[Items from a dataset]
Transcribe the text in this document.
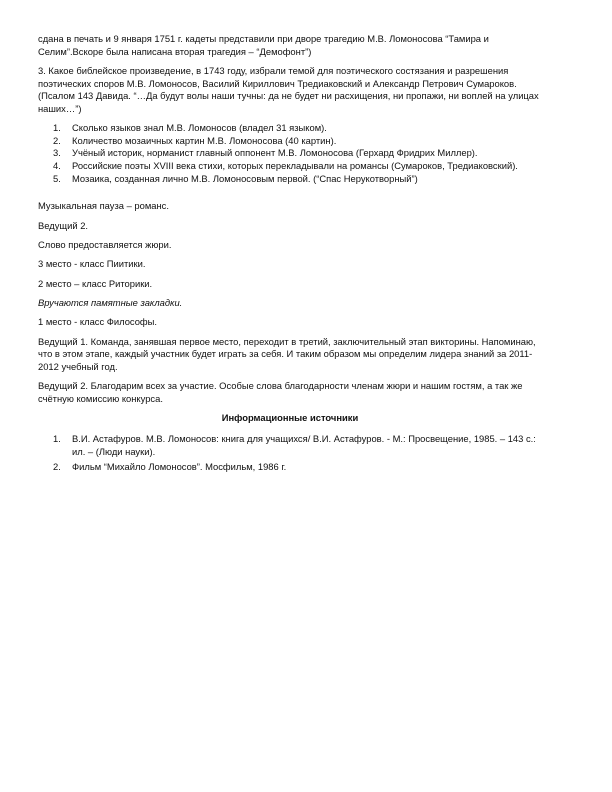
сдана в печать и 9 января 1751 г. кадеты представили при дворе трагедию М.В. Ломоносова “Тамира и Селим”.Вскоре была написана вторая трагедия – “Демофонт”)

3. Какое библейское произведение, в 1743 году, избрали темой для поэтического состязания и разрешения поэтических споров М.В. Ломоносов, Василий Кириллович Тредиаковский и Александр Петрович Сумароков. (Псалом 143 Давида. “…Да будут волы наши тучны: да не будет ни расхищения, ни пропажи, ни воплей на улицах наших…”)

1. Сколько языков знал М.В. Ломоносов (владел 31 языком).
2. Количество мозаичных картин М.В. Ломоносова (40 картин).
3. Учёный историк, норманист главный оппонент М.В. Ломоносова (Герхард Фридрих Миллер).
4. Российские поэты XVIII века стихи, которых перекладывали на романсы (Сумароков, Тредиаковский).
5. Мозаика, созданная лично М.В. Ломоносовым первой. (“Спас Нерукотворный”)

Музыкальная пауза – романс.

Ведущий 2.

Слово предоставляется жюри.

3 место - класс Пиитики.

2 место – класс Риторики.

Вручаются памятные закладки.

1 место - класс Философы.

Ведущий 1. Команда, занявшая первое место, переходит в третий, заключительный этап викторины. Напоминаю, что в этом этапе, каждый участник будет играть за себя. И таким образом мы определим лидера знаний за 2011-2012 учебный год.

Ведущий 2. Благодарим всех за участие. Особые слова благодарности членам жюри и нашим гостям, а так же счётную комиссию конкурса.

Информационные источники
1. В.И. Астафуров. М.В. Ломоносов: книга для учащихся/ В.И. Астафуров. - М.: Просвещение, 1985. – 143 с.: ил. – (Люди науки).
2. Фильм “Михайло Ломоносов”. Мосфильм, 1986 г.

### Work to be completed:
Go through the material above and count the lines that include "Ведущий". Give the number alone.

### Result below:
3